> **What you should do**:
Find every line in the records below that contains the word "июль", and copy each such line.

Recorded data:
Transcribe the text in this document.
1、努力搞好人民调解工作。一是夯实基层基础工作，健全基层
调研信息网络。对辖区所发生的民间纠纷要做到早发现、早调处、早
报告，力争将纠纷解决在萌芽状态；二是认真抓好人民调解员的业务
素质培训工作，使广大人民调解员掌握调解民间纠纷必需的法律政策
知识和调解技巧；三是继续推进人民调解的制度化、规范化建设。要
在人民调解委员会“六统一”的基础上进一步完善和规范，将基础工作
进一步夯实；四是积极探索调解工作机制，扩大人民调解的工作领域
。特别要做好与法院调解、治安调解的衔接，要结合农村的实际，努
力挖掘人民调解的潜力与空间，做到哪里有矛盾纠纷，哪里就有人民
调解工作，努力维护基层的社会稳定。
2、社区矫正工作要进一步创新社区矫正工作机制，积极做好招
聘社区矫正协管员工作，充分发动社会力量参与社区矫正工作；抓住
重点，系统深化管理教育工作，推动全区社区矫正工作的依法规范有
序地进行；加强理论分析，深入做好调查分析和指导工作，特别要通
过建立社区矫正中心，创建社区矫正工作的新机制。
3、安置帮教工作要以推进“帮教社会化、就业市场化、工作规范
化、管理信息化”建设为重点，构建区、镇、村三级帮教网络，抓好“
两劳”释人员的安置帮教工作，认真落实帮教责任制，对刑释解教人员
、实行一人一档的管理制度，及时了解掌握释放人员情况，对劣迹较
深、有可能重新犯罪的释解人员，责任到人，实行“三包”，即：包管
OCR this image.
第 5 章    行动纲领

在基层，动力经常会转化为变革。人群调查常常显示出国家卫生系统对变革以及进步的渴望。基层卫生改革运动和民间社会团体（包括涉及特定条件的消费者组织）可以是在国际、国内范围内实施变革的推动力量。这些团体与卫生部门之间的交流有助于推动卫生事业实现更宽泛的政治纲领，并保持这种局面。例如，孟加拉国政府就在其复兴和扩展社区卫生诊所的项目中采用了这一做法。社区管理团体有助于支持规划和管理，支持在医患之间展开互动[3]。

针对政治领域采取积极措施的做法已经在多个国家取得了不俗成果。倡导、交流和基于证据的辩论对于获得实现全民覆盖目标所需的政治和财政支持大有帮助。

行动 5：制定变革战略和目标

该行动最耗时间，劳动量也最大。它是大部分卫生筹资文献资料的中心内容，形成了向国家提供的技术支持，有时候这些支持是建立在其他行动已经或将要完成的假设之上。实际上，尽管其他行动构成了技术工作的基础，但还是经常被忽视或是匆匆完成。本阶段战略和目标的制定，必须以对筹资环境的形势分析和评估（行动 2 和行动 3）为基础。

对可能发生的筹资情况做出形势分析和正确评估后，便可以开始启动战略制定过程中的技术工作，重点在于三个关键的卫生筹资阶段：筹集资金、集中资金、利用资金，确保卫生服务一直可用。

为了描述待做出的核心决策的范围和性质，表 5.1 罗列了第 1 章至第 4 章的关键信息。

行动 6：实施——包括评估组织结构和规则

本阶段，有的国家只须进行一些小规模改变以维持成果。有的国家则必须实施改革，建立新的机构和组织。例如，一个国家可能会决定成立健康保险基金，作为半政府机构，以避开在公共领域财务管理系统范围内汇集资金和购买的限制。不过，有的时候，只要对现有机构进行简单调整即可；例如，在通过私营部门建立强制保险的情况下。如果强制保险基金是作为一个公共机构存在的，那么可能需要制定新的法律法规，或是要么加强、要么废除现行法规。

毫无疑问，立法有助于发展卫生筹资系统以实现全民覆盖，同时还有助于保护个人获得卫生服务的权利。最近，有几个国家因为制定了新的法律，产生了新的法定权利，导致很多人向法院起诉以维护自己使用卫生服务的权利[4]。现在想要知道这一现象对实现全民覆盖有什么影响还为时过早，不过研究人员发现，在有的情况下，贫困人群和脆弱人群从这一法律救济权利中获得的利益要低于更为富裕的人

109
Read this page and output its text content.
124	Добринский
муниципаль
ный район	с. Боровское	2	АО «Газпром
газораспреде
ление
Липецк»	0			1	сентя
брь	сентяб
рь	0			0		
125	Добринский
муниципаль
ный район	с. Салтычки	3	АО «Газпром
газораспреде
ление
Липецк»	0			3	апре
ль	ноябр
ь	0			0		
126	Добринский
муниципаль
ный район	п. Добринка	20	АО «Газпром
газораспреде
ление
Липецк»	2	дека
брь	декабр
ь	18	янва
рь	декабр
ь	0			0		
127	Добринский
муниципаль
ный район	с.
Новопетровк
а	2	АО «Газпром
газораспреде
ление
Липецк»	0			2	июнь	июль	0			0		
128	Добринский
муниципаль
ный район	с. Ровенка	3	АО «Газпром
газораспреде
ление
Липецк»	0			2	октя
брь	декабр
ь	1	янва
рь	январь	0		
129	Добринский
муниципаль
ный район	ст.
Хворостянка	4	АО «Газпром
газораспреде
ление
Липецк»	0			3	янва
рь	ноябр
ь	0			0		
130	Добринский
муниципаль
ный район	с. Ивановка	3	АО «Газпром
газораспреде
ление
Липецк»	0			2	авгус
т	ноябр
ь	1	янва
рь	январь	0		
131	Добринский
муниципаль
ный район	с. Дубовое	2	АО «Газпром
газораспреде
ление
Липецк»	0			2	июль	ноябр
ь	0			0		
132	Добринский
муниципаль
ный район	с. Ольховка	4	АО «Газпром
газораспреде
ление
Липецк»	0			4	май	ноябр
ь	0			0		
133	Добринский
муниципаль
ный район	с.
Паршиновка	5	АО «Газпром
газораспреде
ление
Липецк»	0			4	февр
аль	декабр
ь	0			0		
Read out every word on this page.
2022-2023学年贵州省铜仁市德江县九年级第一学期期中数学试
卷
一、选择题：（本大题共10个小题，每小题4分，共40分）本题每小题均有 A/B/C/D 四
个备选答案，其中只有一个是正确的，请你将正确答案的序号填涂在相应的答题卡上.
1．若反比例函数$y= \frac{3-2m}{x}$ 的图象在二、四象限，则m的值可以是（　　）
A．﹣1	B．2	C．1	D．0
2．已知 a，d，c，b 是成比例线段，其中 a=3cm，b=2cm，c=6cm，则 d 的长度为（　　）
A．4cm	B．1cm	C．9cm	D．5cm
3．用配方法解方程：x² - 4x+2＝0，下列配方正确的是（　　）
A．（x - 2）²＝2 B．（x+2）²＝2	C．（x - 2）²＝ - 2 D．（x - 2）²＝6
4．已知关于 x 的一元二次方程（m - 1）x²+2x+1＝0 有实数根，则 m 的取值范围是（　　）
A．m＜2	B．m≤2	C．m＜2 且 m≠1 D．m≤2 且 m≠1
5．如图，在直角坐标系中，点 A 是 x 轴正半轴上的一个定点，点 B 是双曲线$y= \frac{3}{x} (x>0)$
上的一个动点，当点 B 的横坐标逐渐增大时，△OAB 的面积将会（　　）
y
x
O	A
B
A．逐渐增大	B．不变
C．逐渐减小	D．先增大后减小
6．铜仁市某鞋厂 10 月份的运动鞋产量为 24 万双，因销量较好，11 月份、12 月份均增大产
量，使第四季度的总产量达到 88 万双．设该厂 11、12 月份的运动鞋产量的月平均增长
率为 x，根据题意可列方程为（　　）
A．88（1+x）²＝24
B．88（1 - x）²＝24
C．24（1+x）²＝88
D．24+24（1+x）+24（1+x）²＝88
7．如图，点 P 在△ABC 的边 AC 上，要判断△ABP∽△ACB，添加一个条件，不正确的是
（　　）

> **Problem solution**:
Липецк»	0			2	июнь	июль	0			0		
Липецк»	0			2	июль	ноябр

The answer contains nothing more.